■ Request
Exact repetition is required: output every record in full.

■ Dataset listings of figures
begin

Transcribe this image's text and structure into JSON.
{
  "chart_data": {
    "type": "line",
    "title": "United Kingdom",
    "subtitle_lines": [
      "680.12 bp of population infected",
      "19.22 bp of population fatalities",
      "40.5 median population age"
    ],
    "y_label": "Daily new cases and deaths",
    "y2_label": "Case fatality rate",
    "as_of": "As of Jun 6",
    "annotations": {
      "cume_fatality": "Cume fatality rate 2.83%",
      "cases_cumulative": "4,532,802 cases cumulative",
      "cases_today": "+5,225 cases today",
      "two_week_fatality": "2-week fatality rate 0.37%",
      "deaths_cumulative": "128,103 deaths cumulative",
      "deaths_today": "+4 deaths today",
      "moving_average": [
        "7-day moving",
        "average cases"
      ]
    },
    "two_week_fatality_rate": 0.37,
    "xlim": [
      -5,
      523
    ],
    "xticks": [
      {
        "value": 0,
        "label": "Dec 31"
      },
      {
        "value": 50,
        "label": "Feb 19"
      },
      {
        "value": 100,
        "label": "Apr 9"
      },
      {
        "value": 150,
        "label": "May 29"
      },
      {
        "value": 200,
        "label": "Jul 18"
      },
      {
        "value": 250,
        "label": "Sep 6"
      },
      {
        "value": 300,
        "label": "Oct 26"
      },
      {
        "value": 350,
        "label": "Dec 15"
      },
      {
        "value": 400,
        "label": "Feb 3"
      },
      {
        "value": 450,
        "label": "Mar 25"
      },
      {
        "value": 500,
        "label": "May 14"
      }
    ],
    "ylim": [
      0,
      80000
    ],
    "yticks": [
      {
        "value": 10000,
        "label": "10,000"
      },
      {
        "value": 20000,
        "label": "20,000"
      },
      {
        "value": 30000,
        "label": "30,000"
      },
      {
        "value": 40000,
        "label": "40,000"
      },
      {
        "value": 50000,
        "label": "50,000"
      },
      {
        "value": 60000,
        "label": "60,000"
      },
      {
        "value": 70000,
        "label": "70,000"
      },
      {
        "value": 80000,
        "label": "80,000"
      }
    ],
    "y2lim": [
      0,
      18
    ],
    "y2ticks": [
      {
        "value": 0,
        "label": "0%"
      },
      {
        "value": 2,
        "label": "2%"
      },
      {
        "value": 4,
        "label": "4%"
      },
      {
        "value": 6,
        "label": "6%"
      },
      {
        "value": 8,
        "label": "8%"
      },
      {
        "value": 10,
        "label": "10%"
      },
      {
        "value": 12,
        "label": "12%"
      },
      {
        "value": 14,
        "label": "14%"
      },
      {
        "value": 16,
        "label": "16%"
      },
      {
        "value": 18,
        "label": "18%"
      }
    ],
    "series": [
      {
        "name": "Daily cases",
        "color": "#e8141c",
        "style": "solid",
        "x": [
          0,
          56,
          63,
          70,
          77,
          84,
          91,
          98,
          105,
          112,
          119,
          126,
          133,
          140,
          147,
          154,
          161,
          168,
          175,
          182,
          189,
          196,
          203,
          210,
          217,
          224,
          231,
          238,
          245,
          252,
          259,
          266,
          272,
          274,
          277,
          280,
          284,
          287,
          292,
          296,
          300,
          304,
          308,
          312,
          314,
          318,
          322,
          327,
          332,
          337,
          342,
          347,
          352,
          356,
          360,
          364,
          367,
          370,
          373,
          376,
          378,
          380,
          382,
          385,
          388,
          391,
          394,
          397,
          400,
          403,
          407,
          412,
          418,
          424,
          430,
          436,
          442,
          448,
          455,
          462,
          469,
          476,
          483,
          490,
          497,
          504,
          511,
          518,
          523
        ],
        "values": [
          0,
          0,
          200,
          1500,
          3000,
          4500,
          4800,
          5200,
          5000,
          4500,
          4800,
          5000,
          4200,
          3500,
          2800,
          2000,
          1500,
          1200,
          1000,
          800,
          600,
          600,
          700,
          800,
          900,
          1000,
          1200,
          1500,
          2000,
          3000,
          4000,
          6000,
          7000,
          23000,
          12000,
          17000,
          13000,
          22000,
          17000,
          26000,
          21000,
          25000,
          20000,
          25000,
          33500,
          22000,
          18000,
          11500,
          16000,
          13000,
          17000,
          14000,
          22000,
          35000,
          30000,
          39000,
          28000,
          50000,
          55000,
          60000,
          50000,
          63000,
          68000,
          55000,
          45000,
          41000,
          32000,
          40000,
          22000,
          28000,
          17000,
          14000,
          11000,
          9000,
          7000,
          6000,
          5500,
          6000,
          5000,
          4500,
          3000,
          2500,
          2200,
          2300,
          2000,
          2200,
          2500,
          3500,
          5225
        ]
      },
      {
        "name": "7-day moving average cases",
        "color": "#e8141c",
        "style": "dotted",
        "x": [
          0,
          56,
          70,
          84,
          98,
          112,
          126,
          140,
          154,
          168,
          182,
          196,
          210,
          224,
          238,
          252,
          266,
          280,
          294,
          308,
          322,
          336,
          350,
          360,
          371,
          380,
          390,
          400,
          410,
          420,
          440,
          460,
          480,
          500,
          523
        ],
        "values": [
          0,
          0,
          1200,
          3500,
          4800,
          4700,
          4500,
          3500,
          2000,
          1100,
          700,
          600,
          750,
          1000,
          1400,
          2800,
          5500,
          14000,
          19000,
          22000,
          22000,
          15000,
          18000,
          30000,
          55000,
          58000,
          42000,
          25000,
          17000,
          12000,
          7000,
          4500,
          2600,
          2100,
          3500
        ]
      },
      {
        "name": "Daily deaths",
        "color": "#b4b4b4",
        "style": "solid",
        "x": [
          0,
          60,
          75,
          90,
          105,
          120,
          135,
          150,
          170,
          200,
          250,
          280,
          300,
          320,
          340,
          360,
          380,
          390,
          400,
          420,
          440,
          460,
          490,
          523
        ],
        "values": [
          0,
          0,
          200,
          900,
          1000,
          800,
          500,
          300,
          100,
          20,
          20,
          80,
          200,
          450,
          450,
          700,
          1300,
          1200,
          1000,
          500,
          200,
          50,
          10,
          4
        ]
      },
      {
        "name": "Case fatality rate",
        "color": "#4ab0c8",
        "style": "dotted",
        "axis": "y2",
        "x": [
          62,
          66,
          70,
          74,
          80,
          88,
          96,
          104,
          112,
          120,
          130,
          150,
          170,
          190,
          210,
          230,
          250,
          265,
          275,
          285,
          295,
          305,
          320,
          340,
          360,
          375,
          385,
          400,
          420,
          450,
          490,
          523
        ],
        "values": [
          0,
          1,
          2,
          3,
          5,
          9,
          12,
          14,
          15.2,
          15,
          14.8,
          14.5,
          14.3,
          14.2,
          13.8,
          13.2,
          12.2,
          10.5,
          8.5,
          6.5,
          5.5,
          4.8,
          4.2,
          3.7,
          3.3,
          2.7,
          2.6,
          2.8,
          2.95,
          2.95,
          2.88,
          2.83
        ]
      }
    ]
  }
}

end

■ Written answer
Transcribe this image's text and structure into JSON.
{
  "chart_data": {
    "type": "line",
    "title": "United Kingdom",
    "subtitle_lines": [
      "680.12 bp of population infected",
      "19.22 bp of population fatalities",
      "40.5 median population age"
    ],
    "y_label": "Daily new cases and deaths",
    "y2_label": "Case fatality rate",
    "as_of": "As of Jun 6",
    "annotations": {
      "cume_fatality": "Cume fatality rate 2.83%",
      "cases_cumulative": "4,532,802 cases cumulative",
      "cases_today": "+5,225 cases today",
      "two_week_fatality": "2-week fatality rate 0.37%",
      "deaths_cumulative": "128,103 deaths cumulative",
      "deaths_today": "+4 deaths today",
      "moving_average": [
        "7-day moving",
        "average cases"
      ]
    },
    "two_week_fatality_rate": 0.37,
    "xlim": [
      -5,
      523
    ],
    "xticks": [
      {
        "value": 0,
        "label": "Dec 31"
      },
      {
        "value": 50,
        "label": "Feb 19"
      },
      {
        "value": 100,
        "label": "Apr 9"
      },
      {
        "value": 150,
        "label": "May 29"
      },
      {
        "value": 200,
        "label": "Jul 18"
      },
      {
        "value": 250,
        "label": "Sep 6"
      },
      {
        "value": 300,
        "label": "Oct 26"
      },
      {
        "value": 350,
        "label": "Dec 15"
      },
      {
        "value": 400,
        "label": "Feb 3"
      },
      {
        "value": 450,
        "label": "Mar 25"
      },
      {
        "value": 500,
        "label": "May 14"
      }
    ],
    "ylim": [
      0,
      80000
    ],
    "yticks": [
      {
        "value": 10000,
        "label": "10,000"
      },
      {
        "value": 20000,
        "label": "20,000"
      },
      {
        "value": 30000,
        "label": "30,000"
      },
      {
        "value": 40000,
        "label": "40,000"
      },
      {
        "value": 50000,
        "label": "50,000"
      },
      {
        "value": 60000,
        "label": "60,000"
      },
      {
        "value": 70000,
        "label": "70,000"
      },
      {
        "value": 80000,
        "label": "80,000"
      }
    ],
    "y2lim": [
      0,
      18
    ],
    "y2ticks": [
      {
        "value": 0,
        "label": "0%"
      },
      {
        "value": 2,
        "label": "2%"
      },
      {
        "value": 4,
        "label": "4%"
      },
      {
        "value": 6,
        "label": "6%"
      },
      {
        "value": 8,
        "label": "8%"
      },
      {
        "value": 10,
        "label": "10%"
      },
      {
        "value": 12,
        "label": "12%"
      },
      {
        "value": 14,
        "label": "14%"
      },
      {
        "value": 16,
        "label": "16%"
      },
      {
        "value": 18,
        "label": "18%"
      }
    ],
    "series": [
      {
        "name": "Daily cases",
        "color": "#e8141c",
        "style": "solid",
        "x": [
          0,
          56,
          63,
          70,
          77,
          84,
          91,
          98,
          105,
          112,
          119,
          126,
          133,
          140,
          147,
          154,
          161,
          168,
          175,
          182,
          189,
          196,
          203,
          210,
          217,
          224,
          231,
          238,
          245,
          252,
          259,
          266,
          272,
          274,
          277,
          280,
          284,
          287,
          292,
          296,
          300,
          304,
          308,
          312,
          314,
          318,
          322,
          327,
          332,
          337,
          342,
          347,
          352,
          356,
          360,
          364,
          367,
          370,
          373,
          376,
          378,
          380,
          382,
          385,
          388,
          391,
          394,
          397,
          400,
          403,
          407,
          412,
          418,
          424,
          430,
          436,
          442,
          448,
          455,
          462,
          469,
          476,
          483,
          490,
          497,
          504,
          511,
          518,
          523
        ],
        "values": [
          0,
          0,
          200,
          1500,
          3000,
          4500,
          4800,
          5200,
          5000,
          4500,
          4800,
          5000,
          4200,
          3500,
          2800,
          2000,
          1500,
          1200,
          1000,
          800,
          600,
          600,
          700,
          800,
          900,
          1000,
          1200,
          1500,
          2000,
          3000,
          4000,
          6000,
          7000,
          23000,
          12000,
          17000,
          13000,
          22000,
          17000,
          26000,
          21000,
          25000,
          20000,
          25000,
          33500,
          22000,
          18000,
          11500,
          16000,
          13000,
          17000,
          14000,
          22000,
          35000,
          30000,
          39000,
          28000,
          50000,
          55000,
          60000,
          50000,
          63000,
          68000,
          55000,
          45000,
          41000,
          32000,
          40000,
          22000,
          28000,
          17000,
          14000,
          11000,
          9000,
          7000,
          6000,
          5500,
          6000,
          5000,
          4500,
          3000,
          2500,
          2200,
          2300,
          2000,
          2200,
          2500,
          3500,
          5225
        ]
      },
      {
        "name": "7-day moving average cases",
        "color": "#e8141c",
        "style": "dotted",
        "x": [
          0,
          56,
          70,
          84,
          98,
          112,
          126,
          140,
          154,
          168,
          182,
          196,
          210,
          224,
          238,
          252,
          266,
          280,
          294,
          308,
          322,
          336,
          350,
          360,
          371,
          380,
          390,
          400,
          410,
          420,
          440,
          460,
          480,
          500,
          523
        ],
        "values": [
          0,
          0,
          1200,
          3500,
          4800,
          4700,
          4500,
          3500,
          2000,
          1100,
          700,
          600,
          750,
          1000,
          1400,
          2800,
          5500,
          14000,
          19000,
          22000,
          22000,
          15000,
          18000,
          30000,
          55000,
          58000,
          42000,
          25000,
          17000,
          12000,
          7000,
          4500,
          2600,
          2100,
          3500
        ]
      },
      {
        "name": "Daily deaths",
        "color": "#b4b4b4",
        "style": "solid",
        "x": [
          0,
          60,
          75,
          90,
          105,
          120,
          135,
          150,
          170,
          200,
          250,
          280,
          300,
          320,
          340,
          360,
          380,
          390,
          400,
          420,
          440,
          460,
          490,
          523
        ],
        "values": [
          0,
          0,
          200,
          900,
          1000,
          800,
          500,
          300,
          100,
          20,
          20,
          80,
          200,
          450,
          450,
          700,
          1300,
          1200,
          1000,
          500,
          200,
          50,
          10,
          4
        ]
      },
      {
        "name": "Case fatality rate",
        "color": "#4ab0c8",
        "style": "dotted",
        "axis": "y2",
        "x": [
          62,
          66,
          70,
          74,
          80,
          88,
          96,
          104,
          112,
          120,
          130,
          150,
          170,
          190,
          210,
          230,
          250,
          265,
          275,
          285,
          295,
          305,
          320,
          340,
          360,
          375,
          385,
          400,
          420,
          450,
          490,
          523
        ],
        "values": [
          0,
          1,
          2,
          3,
          5,
          9,
          12,
          14,
          15.2,
          15,
          14.8,
          14.5,
          14.3,
          14.2,
          13.8,
          13.2,
          12.2,
          10.5,
          8.5,
          6.5,
          5.5,
          4.8,
          4.2,
          3.7,
          3.3,
          2.7,
          2.6,
          2.8,
          2.95,
          2.95,
          2.88,
          2.83
        ]
      }
    ]
  }
}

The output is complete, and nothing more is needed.